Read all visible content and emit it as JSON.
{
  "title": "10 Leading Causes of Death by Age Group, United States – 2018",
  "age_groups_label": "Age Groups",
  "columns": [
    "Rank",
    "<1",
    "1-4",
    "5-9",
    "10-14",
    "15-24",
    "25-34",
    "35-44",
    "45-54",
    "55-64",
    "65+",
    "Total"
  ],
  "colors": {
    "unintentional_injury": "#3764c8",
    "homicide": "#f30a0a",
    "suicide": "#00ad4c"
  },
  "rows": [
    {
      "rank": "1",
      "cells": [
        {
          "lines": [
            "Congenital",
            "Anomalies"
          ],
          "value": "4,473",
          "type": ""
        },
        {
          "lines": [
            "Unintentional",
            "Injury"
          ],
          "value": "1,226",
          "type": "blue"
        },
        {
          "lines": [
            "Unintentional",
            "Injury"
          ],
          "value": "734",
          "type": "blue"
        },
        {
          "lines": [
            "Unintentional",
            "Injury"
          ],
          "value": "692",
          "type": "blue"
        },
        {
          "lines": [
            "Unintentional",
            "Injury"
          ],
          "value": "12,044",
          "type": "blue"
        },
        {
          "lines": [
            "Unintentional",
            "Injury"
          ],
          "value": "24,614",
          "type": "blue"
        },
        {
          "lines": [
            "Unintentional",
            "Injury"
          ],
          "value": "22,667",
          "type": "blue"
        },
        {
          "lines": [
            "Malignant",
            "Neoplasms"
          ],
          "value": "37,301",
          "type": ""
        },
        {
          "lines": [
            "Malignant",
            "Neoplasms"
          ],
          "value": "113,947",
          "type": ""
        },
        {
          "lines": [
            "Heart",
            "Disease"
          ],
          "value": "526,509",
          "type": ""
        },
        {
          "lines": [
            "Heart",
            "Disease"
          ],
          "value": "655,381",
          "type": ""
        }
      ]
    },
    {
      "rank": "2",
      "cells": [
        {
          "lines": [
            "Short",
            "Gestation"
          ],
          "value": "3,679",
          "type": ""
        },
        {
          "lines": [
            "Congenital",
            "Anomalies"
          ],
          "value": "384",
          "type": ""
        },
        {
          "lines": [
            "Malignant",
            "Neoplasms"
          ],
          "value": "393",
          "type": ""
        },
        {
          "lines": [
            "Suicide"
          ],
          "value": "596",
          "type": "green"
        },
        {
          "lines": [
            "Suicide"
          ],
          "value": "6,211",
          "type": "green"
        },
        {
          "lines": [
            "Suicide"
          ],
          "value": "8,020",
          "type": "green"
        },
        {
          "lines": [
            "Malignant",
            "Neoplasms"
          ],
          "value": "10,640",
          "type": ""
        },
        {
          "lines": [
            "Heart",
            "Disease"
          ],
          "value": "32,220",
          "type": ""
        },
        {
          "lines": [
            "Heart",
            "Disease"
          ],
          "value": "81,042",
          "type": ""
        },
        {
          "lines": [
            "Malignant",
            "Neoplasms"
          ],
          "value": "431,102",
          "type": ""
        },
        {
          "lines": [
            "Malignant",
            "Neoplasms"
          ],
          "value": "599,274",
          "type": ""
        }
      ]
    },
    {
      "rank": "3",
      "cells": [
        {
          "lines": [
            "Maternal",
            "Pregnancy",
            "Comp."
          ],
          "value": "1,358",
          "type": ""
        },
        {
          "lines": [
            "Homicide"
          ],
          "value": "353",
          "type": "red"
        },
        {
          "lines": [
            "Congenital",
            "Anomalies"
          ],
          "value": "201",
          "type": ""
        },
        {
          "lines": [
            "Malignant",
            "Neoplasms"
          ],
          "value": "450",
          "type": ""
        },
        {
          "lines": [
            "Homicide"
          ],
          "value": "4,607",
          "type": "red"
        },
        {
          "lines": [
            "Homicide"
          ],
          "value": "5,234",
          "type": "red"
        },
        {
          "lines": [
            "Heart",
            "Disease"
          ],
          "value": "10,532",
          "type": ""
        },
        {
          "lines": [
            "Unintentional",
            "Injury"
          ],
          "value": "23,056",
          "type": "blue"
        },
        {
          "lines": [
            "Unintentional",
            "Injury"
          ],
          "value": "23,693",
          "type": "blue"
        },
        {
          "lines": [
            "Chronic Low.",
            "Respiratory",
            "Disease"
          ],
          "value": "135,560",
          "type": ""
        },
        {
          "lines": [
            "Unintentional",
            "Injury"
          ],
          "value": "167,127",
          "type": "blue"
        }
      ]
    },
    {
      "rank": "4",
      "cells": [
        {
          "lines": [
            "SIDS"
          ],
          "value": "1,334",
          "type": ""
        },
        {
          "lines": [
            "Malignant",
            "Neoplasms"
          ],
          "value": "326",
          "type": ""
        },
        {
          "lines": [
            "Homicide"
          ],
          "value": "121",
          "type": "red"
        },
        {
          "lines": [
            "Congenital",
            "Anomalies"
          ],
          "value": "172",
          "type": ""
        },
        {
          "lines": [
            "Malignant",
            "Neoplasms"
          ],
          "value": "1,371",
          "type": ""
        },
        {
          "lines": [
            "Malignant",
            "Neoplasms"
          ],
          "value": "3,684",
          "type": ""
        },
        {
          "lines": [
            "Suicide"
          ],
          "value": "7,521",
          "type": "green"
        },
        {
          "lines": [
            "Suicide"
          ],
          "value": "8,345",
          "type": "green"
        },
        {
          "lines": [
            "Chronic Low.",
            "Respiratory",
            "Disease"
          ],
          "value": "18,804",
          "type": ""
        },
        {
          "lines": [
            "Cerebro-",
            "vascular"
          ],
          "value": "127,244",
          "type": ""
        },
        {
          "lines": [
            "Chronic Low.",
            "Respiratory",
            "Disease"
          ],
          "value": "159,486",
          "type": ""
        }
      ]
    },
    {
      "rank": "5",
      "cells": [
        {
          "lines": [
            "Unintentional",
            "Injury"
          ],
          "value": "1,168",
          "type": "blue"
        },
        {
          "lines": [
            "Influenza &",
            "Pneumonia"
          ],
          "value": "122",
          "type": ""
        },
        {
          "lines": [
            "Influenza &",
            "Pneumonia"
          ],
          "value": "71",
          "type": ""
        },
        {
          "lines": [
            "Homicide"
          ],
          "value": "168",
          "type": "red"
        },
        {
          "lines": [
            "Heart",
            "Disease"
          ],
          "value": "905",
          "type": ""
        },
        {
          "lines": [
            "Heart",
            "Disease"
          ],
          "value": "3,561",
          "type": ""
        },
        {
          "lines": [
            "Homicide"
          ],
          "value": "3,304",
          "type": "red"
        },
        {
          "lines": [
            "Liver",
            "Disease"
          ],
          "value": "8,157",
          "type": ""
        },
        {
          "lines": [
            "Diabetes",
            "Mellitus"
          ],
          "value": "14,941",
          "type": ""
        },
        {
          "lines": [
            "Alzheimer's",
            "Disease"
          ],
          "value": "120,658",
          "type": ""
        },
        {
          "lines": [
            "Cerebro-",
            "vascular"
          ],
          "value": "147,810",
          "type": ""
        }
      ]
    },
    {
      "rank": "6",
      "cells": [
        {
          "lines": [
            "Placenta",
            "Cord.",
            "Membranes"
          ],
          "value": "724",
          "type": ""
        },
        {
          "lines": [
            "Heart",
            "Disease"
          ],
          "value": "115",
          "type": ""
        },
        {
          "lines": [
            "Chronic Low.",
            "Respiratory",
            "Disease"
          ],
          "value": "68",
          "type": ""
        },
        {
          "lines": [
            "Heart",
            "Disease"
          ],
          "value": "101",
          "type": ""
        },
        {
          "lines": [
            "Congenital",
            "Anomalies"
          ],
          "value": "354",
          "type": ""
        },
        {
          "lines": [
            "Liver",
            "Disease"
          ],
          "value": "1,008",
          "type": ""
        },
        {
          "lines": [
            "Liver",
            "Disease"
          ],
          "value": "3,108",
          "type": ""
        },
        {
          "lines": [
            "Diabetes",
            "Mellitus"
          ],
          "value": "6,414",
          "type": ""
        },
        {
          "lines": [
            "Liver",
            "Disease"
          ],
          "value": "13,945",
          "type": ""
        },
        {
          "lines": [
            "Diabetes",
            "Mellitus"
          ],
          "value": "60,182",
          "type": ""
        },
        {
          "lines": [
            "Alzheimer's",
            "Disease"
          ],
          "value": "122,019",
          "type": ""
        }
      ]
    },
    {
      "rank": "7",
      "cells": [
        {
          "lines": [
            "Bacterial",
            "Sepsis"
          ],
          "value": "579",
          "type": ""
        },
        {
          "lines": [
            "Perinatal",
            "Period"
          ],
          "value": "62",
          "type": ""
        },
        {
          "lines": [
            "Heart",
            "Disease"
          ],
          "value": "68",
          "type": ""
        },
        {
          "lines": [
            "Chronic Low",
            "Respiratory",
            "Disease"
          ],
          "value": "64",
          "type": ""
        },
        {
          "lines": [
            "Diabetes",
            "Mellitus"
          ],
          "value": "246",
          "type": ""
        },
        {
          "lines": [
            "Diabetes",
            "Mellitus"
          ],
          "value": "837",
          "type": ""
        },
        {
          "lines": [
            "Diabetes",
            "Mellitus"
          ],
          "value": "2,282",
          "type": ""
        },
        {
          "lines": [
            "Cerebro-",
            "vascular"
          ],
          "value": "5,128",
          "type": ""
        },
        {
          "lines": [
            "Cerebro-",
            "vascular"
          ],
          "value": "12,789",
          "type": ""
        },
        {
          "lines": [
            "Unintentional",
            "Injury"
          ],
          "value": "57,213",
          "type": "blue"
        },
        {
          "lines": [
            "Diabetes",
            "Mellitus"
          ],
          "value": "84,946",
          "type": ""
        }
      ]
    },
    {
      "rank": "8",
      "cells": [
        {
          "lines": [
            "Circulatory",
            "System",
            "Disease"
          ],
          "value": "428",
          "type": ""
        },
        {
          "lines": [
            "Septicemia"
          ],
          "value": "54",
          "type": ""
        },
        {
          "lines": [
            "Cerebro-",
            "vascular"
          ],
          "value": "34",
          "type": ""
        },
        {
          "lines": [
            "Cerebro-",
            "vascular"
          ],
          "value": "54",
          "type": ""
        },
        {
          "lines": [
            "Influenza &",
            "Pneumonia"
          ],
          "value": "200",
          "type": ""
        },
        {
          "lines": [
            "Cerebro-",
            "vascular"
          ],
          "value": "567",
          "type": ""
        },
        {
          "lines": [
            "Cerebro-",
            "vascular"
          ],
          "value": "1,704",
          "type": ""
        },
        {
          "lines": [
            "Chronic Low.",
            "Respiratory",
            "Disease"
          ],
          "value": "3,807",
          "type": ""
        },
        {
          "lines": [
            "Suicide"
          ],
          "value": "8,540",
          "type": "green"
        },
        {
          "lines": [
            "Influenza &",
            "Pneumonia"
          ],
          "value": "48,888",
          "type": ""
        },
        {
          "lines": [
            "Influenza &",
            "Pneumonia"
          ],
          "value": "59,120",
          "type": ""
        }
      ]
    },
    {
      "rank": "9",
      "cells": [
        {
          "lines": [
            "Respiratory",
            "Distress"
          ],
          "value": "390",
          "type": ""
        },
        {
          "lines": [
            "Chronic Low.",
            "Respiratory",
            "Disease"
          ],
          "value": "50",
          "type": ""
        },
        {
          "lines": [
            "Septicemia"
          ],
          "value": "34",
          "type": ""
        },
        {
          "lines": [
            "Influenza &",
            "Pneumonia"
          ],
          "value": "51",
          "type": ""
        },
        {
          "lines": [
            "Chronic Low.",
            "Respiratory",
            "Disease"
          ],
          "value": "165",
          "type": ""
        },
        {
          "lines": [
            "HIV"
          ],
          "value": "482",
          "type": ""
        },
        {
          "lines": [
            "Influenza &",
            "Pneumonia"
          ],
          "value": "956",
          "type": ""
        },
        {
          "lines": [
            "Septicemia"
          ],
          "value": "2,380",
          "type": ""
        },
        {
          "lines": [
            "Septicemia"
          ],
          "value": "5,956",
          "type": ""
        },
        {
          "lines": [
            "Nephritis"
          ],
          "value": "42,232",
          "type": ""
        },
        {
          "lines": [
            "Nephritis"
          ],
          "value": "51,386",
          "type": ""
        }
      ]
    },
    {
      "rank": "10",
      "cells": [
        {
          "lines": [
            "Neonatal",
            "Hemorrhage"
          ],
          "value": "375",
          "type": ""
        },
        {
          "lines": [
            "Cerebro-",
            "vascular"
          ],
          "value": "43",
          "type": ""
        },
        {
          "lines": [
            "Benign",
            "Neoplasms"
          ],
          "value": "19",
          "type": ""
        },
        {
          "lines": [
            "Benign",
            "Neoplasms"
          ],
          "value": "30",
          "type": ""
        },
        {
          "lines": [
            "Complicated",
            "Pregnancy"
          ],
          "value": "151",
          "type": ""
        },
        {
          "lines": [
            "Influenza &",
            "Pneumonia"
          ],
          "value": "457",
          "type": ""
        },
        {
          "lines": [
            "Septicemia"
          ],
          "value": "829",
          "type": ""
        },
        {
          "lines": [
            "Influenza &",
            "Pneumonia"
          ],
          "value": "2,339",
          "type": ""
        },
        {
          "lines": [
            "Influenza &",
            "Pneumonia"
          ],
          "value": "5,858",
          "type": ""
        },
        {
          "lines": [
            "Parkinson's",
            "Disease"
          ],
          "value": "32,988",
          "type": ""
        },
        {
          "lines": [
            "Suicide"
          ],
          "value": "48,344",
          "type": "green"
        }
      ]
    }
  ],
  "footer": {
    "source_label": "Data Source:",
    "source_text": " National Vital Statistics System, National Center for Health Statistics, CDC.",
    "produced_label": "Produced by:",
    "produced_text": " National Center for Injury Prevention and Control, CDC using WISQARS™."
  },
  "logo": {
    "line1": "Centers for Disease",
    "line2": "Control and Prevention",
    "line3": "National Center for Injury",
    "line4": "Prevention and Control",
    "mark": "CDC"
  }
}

........

Description of the task. Which lines in the records above hold the string "Prevention"? Copy each of them.

Answer.
    "produced_text": " National Center for Injury Prevention and Control, CDC using WISQARS™."
    "line2": "Control and Prevention",
    "line4": "Prevention and Control",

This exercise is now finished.